> **TO DO**
A) Please pick out every line of the listing that contains the string "country" and copy each one unchanged.
B) Carry the passage on business clusters forward from its final line.

> **EXTRACT PROVIDED**
9 - Networks, clusters and technology parks

9.2 - Participating in cluster initiatives


The business cluster concept was introduced in the 70s by Giacomo Becattini but was popularised later by Michael Porter in the 90's. The importance of the so-called "Economic Geography” was also highlighted during the same period in works carried out by Paul Krugman. Since then, the creation of clusters (cluster initiatives) has become a main focus of attention of numerous governmental programmes because they encourage the concentration of knowledge and resources in a single area. Although the policy of promoting the generation of clusters around the key companies in a region is nowadays reasonably widespread, it has still not been exploited to its full potential.

Porter defined clusters as geographic concentrations of interconnected companies, specialised suppliers, service providers and associated partners (universities, chambers of commerce, public administrations) which are all working in the same field and playing a complementary role. There are various different types of clusters: geographic, sectorial, horizontal and vertical. The ultimate objective of cluster initiatives is to increase the competitiveness of all the bodies and organisations which are involved in them and the methods which are typically used to achieve this are based on technological innovation, the improvement of processes of commercialisation of products and services, and the expansion of target markets (internationalisation).

There is extensive documentation which shows that companies which are integrated into well-consolidated clusters generally obtain better results. Therefore, integration into well-defined clusters is highly recommended and where these are non-existent, efforts should be made to develop them by cooperating with other companies and Universities and seeking the active involvement of public administrations.


Clusters in Karlsruhe (Germany)

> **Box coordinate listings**
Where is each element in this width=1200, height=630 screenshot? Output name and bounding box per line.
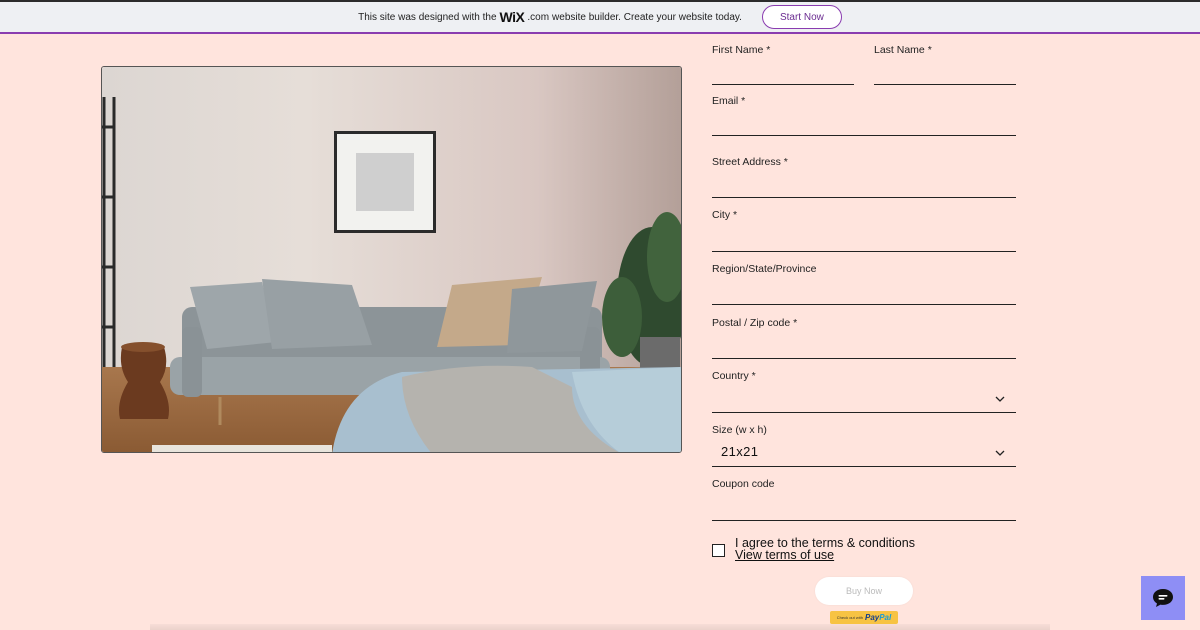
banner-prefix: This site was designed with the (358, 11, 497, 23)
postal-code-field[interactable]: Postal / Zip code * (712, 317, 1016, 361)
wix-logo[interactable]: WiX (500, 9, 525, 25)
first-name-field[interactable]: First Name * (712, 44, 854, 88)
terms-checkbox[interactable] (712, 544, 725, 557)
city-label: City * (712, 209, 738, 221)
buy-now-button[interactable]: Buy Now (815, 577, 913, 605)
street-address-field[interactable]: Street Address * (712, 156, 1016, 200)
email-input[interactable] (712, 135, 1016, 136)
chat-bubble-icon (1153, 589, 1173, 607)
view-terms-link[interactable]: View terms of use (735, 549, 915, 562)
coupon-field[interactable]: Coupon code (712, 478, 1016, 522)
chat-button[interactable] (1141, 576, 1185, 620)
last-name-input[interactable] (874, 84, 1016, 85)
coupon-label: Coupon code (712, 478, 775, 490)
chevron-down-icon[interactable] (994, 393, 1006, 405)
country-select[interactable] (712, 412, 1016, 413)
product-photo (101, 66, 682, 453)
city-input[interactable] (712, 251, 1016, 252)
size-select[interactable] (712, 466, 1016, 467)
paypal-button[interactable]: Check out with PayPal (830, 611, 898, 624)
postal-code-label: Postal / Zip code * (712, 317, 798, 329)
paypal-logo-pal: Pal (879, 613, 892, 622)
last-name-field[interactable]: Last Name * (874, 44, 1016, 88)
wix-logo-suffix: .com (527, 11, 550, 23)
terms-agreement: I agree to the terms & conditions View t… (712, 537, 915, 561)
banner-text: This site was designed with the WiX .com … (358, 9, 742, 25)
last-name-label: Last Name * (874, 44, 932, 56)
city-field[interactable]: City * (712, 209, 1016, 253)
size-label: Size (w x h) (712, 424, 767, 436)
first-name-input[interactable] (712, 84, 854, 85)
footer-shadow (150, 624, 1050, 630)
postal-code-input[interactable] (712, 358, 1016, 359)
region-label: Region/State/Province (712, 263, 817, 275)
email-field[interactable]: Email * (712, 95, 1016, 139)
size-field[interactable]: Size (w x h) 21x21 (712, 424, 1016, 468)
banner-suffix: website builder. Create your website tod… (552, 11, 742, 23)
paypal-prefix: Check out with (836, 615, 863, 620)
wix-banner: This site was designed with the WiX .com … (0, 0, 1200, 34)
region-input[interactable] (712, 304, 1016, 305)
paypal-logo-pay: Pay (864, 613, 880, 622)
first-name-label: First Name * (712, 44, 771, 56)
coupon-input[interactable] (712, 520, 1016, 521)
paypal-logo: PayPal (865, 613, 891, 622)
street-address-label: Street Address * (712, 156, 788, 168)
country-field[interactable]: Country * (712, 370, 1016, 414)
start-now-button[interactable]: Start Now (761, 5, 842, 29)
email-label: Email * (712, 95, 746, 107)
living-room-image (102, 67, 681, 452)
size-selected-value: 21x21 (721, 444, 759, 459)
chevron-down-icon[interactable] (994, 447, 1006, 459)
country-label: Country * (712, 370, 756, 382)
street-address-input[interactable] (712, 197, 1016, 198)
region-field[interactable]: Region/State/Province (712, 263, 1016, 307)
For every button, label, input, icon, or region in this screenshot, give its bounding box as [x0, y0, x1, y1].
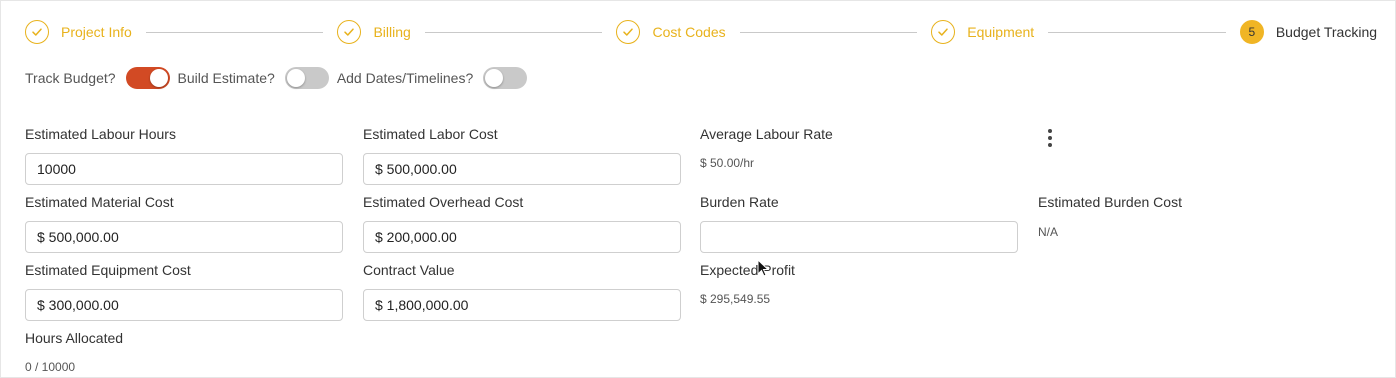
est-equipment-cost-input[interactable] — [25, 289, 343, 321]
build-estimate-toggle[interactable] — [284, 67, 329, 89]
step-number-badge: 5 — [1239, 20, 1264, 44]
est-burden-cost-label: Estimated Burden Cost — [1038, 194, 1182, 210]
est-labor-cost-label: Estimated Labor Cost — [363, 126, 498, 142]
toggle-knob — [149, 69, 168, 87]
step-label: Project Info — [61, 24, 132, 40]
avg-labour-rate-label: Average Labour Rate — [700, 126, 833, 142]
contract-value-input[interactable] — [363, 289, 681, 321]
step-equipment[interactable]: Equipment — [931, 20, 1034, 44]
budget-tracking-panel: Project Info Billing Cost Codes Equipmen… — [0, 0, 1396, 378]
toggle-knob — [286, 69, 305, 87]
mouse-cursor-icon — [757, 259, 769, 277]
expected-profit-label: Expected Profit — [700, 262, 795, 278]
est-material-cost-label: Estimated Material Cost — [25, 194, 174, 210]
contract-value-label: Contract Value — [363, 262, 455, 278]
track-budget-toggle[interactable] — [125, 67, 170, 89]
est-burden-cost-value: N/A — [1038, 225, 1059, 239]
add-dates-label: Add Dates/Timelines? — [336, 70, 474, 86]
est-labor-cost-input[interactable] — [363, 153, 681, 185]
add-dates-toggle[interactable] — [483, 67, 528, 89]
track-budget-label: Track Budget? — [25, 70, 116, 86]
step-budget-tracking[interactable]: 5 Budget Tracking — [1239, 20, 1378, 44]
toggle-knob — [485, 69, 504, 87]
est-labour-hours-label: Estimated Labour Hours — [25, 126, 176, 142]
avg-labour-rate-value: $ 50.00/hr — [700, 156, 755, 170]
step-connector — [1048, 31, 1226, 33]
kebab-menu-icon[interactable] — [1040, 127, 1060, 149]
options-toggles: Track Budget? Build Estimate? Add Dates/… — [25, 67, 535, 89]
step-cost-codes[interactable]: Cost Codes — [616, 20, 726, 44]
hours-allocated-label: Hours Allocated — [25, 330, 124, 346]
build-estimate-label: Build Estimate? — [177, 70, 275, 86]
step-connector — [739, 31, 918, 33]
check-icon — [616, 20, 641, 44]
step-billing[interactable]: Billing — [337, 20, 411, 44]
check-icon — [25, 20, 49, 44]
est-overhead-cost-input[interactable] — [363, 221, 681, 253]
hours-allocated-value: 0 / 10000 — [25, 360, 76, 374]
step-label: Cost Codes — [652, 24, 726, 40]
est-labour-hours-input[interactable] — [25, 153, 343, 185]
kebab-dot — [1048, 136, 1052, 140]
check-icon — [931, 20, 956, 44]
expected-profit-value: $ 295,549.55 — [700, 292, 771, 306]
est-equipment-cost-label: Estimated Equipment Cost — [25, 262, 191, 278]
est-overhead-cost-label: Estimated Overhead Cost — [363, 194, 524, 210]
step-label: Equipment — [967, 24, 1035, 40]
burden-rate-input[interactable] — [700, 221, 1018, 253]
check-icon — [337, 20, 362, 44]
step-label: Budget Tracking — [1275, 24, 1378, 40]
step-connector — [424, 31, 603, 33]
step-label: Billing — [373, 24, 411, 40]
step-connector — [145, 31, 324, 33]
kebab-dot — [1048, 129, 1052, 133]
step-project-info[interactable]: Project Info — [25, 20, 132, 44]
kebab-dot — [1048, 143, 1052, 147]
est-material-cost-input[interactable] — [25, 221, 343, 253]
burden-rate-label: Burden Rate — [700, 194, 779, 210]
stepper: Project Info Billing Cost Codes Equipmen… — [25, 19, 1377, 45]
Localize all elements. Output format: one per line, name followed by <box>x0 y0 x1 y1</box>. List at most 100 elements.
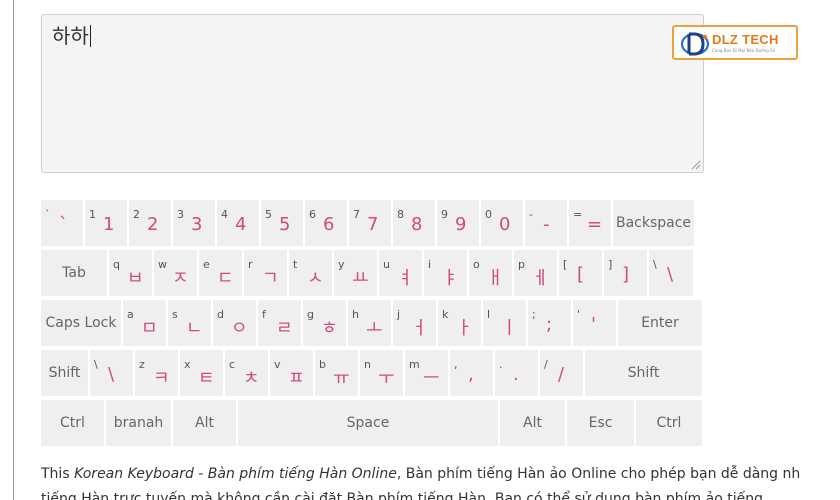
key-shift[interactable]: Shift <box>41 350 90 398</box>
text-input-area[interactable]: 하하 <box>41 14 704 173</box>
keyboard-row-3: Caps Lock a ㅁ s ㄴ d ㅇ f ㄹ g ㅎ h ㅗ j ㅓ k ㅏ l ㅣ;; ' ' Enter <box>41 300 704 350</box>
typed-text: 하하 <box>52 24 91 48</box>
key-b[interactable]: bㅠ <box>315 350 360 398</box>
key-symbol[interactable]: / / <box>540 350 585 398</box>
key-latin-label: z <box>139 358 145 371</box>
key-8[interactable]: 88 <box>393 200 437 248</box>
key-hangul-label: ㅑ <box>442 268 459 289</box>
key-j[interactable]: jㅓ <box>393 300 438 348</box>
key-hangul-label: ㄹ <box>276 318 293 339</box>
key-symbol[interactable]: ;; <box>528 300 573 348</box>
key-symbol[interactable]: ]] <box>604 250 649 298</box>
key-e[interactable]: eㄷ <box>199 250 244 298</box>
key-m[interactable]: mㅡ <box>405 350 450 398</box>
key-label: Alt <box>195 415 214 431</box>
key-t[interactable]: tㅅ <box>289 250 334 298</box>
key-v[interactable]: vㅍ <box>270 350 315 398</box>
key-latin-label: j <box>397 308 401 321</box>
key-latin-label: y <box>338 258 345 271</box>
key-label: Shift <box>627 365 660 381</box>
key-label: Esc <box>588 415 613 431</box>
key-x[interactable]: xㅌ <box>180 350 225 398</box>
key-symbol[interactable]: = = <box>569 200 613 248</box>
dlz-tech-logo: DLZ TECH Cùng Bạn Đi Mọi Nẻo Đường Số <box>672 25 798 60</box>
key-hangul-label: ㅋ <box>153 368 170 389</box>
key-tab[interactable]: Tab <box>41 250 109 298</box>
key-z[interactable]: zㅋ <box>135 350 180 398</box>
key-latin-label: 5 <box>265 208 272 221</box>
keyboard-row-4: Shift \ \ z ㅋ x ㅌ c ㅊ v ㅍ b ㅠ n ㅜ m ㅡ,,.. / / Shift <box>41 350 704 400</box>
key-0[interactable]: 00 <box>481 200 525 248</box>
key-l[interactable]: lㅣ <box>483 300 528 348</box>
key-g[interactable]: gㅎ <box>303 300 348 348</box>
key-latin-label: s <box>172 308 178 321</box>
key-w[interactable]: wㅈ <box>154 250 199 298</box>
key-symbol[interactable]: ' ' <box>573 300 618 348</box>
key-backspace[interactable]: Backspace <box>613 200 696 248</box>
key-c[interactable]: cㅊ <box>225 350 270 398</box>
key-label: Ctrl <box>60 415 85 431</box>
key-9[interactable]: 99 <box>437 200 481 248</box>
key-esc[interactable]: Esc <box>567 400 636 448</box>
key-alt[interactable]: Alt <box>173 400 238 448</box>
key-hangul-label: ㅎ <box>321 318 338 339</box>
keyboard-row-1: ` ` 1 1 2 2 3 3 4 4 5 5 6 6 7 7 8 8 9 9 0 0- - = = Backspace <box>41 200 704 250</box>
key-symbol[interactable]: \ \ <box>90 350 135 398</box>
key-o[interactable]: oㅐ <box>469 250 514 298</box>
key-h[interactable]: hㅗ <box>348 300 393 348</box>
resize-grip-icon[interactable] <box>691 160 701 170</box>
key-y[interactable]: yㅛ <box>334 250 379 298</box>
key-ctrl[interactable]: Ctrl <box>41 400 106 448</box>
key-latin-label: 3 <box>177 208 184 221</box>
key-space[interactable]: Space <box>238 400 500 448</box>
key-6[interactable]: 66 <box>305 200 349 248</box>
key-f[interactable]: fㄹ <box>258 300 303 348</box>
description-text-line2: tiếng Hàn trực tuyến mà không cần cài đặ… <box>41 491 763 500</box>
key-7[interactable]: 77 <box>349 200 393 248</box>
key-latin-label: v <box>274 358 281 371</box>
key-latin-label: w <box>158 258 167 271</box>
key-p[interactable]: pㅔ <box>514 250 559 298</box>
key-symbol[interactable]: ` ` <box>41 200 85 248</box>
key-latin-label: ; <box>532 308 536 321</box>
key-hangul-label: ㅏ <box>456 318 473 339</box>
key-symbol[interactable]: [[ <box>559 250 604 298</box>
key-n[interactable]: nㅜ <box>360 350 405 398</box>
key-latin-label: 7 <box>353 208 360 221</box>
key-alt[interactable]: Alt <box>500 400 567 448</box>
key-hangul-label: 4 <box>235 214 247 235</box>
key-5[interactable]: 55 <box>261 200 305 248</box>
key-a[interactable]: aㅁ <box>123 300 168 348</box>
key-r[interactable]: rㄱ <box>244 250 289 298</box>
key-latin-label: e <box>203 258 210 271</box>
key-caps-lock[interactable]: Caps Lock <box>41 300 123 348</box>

> **ANSWERS PROVIDED**
A)
country-select[interactable] (712, 412, 1016, 413)
country-field[interactable]: Country * (712, 370, 1016, 414)
country-label: Country * (712, 370, 756, 382)

B)
The region is an international leader in terms of ICT-related clusters. They are part of the CLOE Programme - Clusters Linked Over Europe (see recommendation 10.3), a cooperative inter-cluster project involving eight European regions: Karlsruhe, in Germany; Linz, in Austria; Lyon, in France; Tartu, in Estonia; Värmland, in Sweden; Timisoara, in Romania; Kaliningrad, in Russia; and Nottingham, in the United Kingdom. The most important regional clusters are:

Cyberforum: a public-private organisation with over 640 members which acts as a forum for all the technology-based companies based in the region of Karlsruhe. It employs 49 experienced mentors dedicated to supporting start-ups and SMEs. Apart from the companies themselves other organisations which are involved include the KIT (the Karlsruhe Institute of Technology), the FZI (Forschungszentrum Informatik, an international leader in Living Labs) and the Fraunhofer Institute.

Mobile Region Karlsruhe: A Cluster focusing on mobility solutions which comprises more than 40 members from both the entrepreneurial and university worlds.

The car industry cluster: comprises more than 60 members in France and Germany, including research centres, SMEs and logistics centres. It focuses on the value chain of the car industry, principally in the field of engineering, with Daimler Chrysler acting is its main driving force.

Nanovalley: forms part of the German NanoMat nanotechnology network. It comprises more than 60 companies from the region, as well as 11 universities (from Germany, France and Switzerland) and several German research institutes.

The Karlsruhe Energy Forum: focuses on the energy management sector. Its membership comprises more than 60 companies and some 30 research organisations, with the KIT playing an important role, particularly via the KIT Energy Centre.

The KAIT-SI IT security cluster.

Clusters in Styria (Austria)

In 1995, the regional authorities in Styria formulated a technology strategy which focused on supporting the creation of clusters to boost the region’s economy. This was the basis of a broader policy which was successfully implemented throughout the whole of Austria following a pilot project which was developed by the AC Styria car industry cluster.

The Austrian administration finances the implementation and support structure of a cluster during its first few years. Once it has become sustainable, the management of the cluster is transferred to an institution which is directly linked to it. Initially this institution is not entirely funded by its members, although the medium to long term objective is to make it completely privately financed. At present, the strategic decisions concerning the nature and scope of clusters are defined by the regional government. The following clusters have been created in the region:

  • AC Styria: Car industry cluster.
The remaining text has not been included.